Starter for Start-Stop Cranking System

Abstract

An apparatus for cranking an engine that includes a starter motor that includes an armature shaft, a pinion connected to the armature shaft for rotation about an axis, the pinion being able to translate along the axis relative to the armature shaft toward a fixed surface that limits said translation, an engine crankshaft, a ring gear engaged with the pinion and driveably connected to the crankshaft, and a first spring for urging the pinion elastically toward with the fixed surface and the ring gear and elastically resisting axial translation of the pinion away from the ring gear.

Description

BACKGROUND OF THE INVENTION

1. Field of the Invention

This invention relates generally to an apparatus for starting an internal combustion engine, and, in particular, to a start-stop engine cranking system.

2. Description of the Prior Art

An electrical starting motor is used to crank and start an engine in an automotive vehicle. Under normal driving conditions, the engine continues to run after it is cranked by the starting motor. To improve fuel economy, a stop-start engine cranking system turns the engine off after the vehicle stops for a predetermined period, and automatically restarts the engine in response to the vehicle operator's depressing the accelerator pedal, which indicates a desire to accelerate the vehicle. These actions occur without need to turn the ignition key either on or off.

In one version of a stop-start engine cranking system a starter pinion is permanently engaged with a ring gear, which is driveably connected to the engine. In that application, the pinion must be precisely located in axial alignment with the ring gear because the pinion and ring gear have helical teeth to reduce gear meshing noise. Due to the helical gears, the force that transmits torque between the engaged teeth has an axially directed component. A large variation in the axial location of the ring gear on the engine crankshaft is present in many vehicles. Yet constant axial contact between starter pinion and ring gear is required for quite reliable operation despite the variation in the axial position of the ring gear on the crankshaft.

A need exists in the industry for a technique that reliably and predictably aligns the starter pinion with the ring gear despite the variation in the axial position of the ring gear on the crankshaft, particularly when helical gear teeth are used.

SUMMARY OF THE INVENTION

An apparatus for cranking an engine that includes a starter motor that includes an armature shaft, a pinion connected to the armature shaft for rotation about an axis, the pinion being able to translate along the axis relative to the armature shaft toward a fixed surface that limits said translation, an engine crankshaft, a ring gear engaged with the pinion and driveably connected to the crankshaft, and a first spring for urging the pinion elastically toward with the fixed surface and the ring gear and elastically resisting axial translation of the pinion away from the ring gear.

During installation of the starter assembly in a vehicle, the apparatus accommodates variation in the axial location of the ring gear and positions the armature shaft at its desired axial location in the starter motor by providing a compression spring that both urges the pinion axially toward the ring gear and elastically forces the armature shaft against a stop in the motor.

■ **Entries provided**
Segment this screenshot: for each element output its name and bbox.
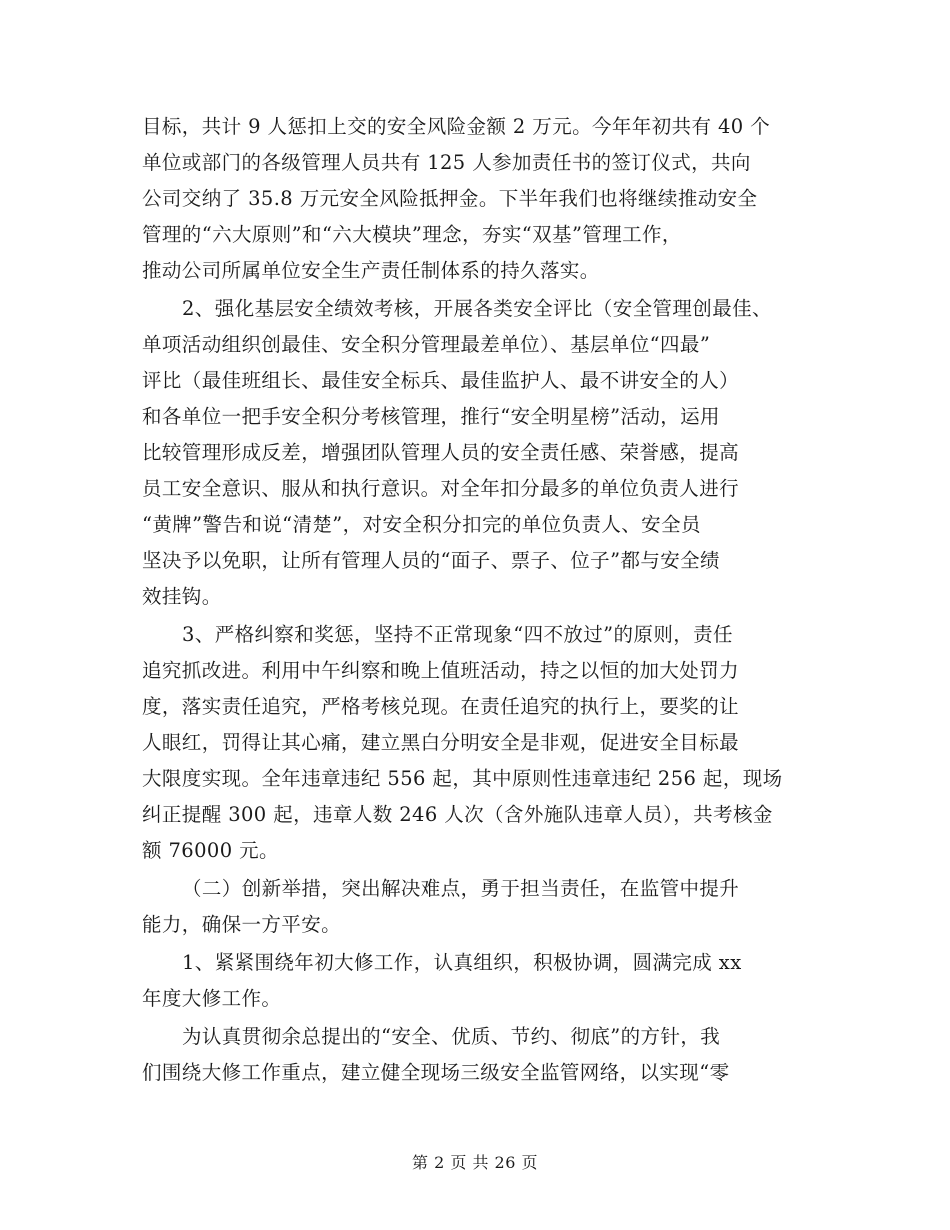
body-text-line: 公司交纳了 35.8 万元安全风险抵押金。下半年我们也将继续推动安全 [142, 187, 758, 210]
body-text-line: 坚决予以免职，让所有管理人员的“面子、票子、位子”都与安全绩 [142, 549, 720, 572]
body-text-line: 追究抓改进。利用中午纠察和晚上值班活动，持之以恒的加大处罚力 [142, 659, 740, 682]
body-text-line: 员工安全意识、服从和执行意识。对全年扣分最多的单位负责人进行 [142, 477, 740, 500]
body-text-line: 人眼红，罚得让其心痛，建立黑白分明安全是非观，促进安全目标最 [142, 731, 740, 754]
section-heading-line: （二）创新举措，突出解决难点，勇于担当责任，在监管中提升 [182, 877, 740, 900]
paragraph-start-line: 1、紧紧围绕年初大修工作，认真组织，积极协调，圆满完成 xx [182, 951, 742, 974]
body-text-line: 额 76000 元。 [142, 839, 279, 862]
body-text-line: 评比（最佳班组长、最佳安全标兵、最佳监护人、最不讲安全的人） [142, 369, 740, 392]
body-text-line: 推动公司所属单位安全生产责任制体系的持久落实。 [142, 259, 600, 282]
body-text-line: “黄牌”警告和说“清楚”，对安全积分扣完的单位负责人、安全员 [142, 513, 701, 536]
body-text-line: 们围绕大修工作重点，建立健全现场三级安全监管网络，以实现“零 [142, 1061, 730, 1084]
body-text-line: 目标，共计 9 人惩扣上交的安全风险金额 2 万元。今年年初共有 40 个 [142, 115, 771, 138]
body-text-line: 纠正提醒 300 起，违章人数 246 人次（含外施队违章人员），共考核金 [142, 803, 773, 826]
body-text-line: 单位或部门的各级管理人员共有 125 人参加责任书的签订仪式，共向 [142, 151, 751, 174]
body-text-line: 比较管理形成反差，增强团队管理人员的安全责任感、荣誉感，提高 [142, 441, 740, 464]
body-text-line: 大限度实现。全年违章违纪 556 起，其中原则性违章违纪 256 起，现场 [142, 767, 783, 790]
body-text-line: 年度大修工作。 [142, 987, 282, 1010]
body-text-line: 和各单位一把手安全积分考核管理，推行“安全明星榜”活动，运用 [142, 405, 720, 428]
body-text-line: 管理的“六大原则”和“六大模块”理念，夯实“双基”管理工作， [142, 223, 682, 246]
body-text-line: 度，落实责任追究，严格考核兑现。在责任追究的执行上，要奖的让 [142, 695, 740, 718]
page-number-footer: 第 2 页 共 26 页 [412, 1153, 538, 1172]
paragraph-start-line: 3、严格纠察和奖惩，坚持不正常现象“四不放过”的原则，责任 [182, 623, 733, 646]
section-heading-line: 能力，确保一方平安。 [142, 913, 342, 936]
body-text-line: 单项活动组织创最佳、安全积分管理最差单位）、基层单位“四最” [142, 333, 711, 356]
paragraph-start-line: 2、强化基层安全绩效考核，开展各类安全评比（安全管理创最佳、 [182, 297, 772, 320]
paragraph-start-line: 为认真贯彻余总提出的“安全、优质、节约、彻底”的方针，我 [182, 1025, 721, 1048]
body-text-line: 效挂钩。 [142, 585, 222, 608]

■ **Goal of the exercise**
In the start-stop starter text, copy the passage that begins with the words "Starter for Start-Stop" and stops after the words "engine cranking system.".

■ **Full output**
Starter for Start-Stop Cranking System

Abstract

An apparatus for cranking an engine that includes a starter motor that includes an armature shaft, a pinion connected to the armature shaft for rotation about an axis, the pinion being able to translate along the axis relative to the armature shaft toward a fixed surface that limits said translation, an engine crankshaft, a ring gear engaged with the pinion and driveably connected to the crankshaft, and a first spring for urging the pinion elastically toward with the fixed surface and the ring gear and elastically resisting axial translation of the pinion away from the ring gear.

Description

BACKGROUND OF THE INVENTION

1. Field of the Invention

This invention relates generally to an apparatus for starting an internal combustion engine, and, in particular, to a start-stop engine cranking system.